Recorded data
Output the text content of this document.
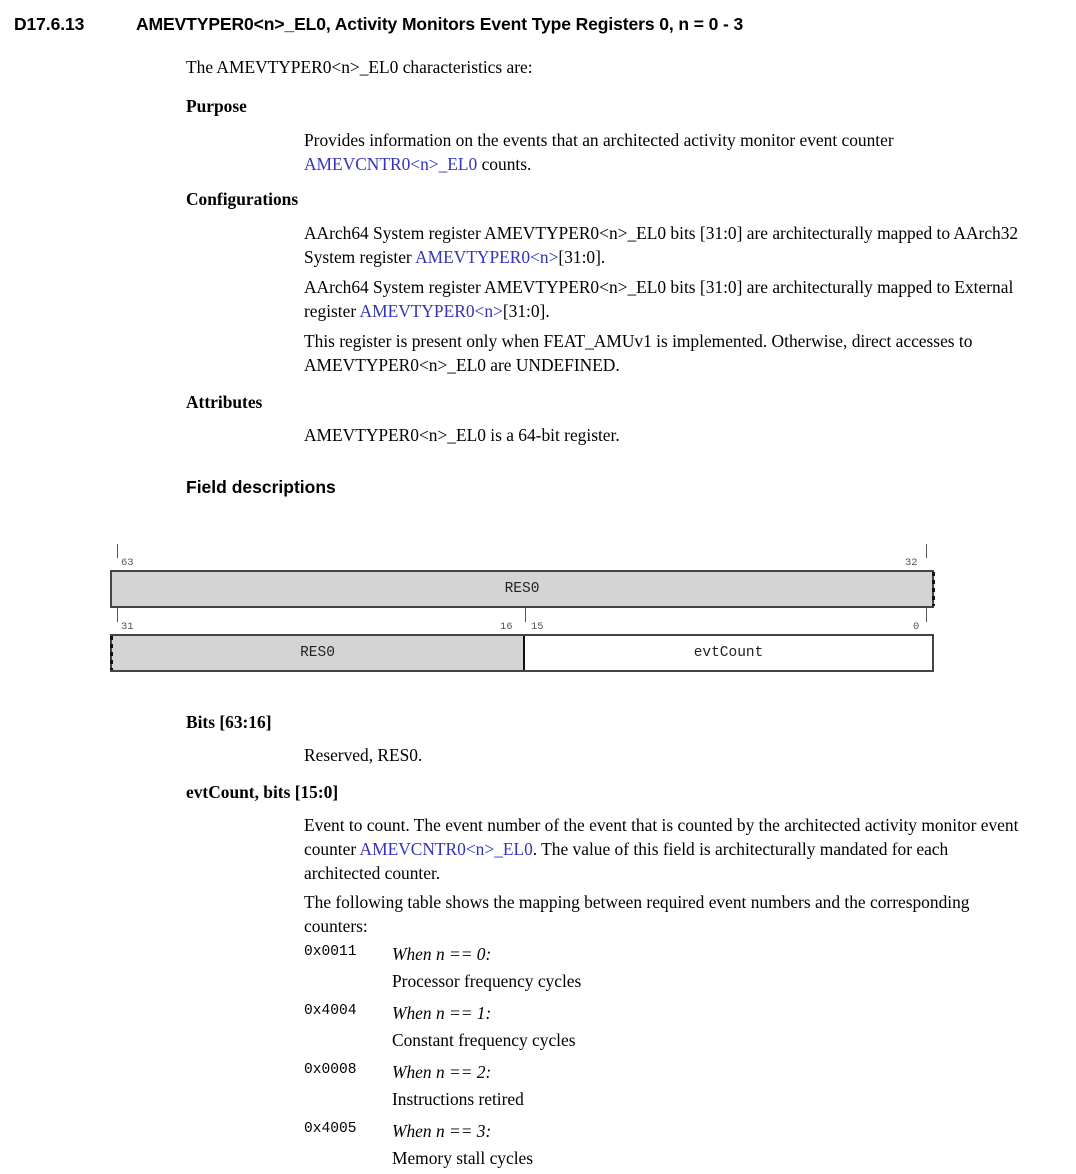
D17.6.13	AMEVTYPER0<n>_EL0, Activity Monitors Event Type Registers 0, n = 0 - 3
The AMEVTYPER0<n>_EL0 characteristics are:
Purpose
Provides information on the events that an architected activity monitor event counter AMEVCNTR0<n>_EL0 counts.
Configurations
AArch64 System register AMEVTYPER0<n>_EL0 bits [31:0] are architecturally mapped to AArch32 System register AMEVTYPER0<n>[31:0].
AArch64 System register AMEVTYPER0<n>_EL0 bits [31:0] are architecturally mapped to External register AMEVTYPER0<n>[31:0].
This register is present only when FEAT_AMUv1 is implemented. Otherwise, direct accesses to AMEVTYPER0<n>_EL0 are UNDEFINED.
Attributes
AMEVTYPER0<n>_EL0 is a 64-bit register.
Field descriptions
63	32
RES0
31	16 15	0
RES0	evtCount
Bits [63:16]
Reserved, RES0.
evtCount, bits [15:0]
Event to count. The event number of the event that is counted by the architected activity monitor event counter AMEVCNTR0<n>_EL0. The value of this field is architecturally mandated for each architected counter.
The following table shows the mapping between required event numbers and the corresponding counters:
0x0011 When n == 0:
Processor frequency cycles
0x4004 When n == 1:
Constant frequency cycles
0x0008 When n == 2:
Instructions retired
0x4005 When n == 3:
Memory stall cycles
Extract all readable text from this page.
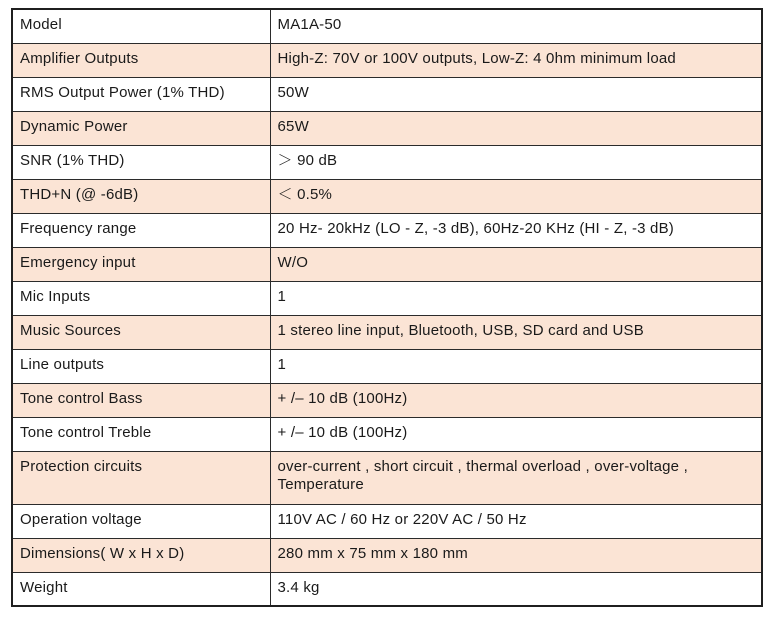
Model	MA1A-50
Amplifier Outputs	High-Z: 70V or 100V outputs, Low-Z: 4 0hm minimum load
RMS Output Power (1% THD)	50W
Dynamic Power	65W
SNR (1% THD)	＞ 90 dB
THD+N (@ -6dB)	＜ 0.5%
Frequency range	20 Hz- 20kHz (LO - Z, -3 dB), 60Hz-20 KHz (HI - Z, -3 dB)
Emergency input	W/O
Mic Inputs	1
Music Sources	1 stereo line input, Bluetooth, USB, SD card and USB
Line outputs	1
Tone control Bass	+ /– 10 dB (100Hz)
Tone control Treble	+ /– 10 dB (100Hz)
Protection circuits	over-current , short circuit , thermal overload , over-voltage , Temperature
Operation voltage	110V AC / 60 Hz or 220V AC / 50 Hz
Dimensions( W x H x D)	280 mm x 75 mm x 180 mm
Weight	3.4 kg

## Task prompt
From the data above, gather every line that includes the word "outputs".

## Result for this task
Amplifier Outputs	High-Z: 70V or 100V outputs, Low-Z: 4 0hm minimum load
Line outputs	1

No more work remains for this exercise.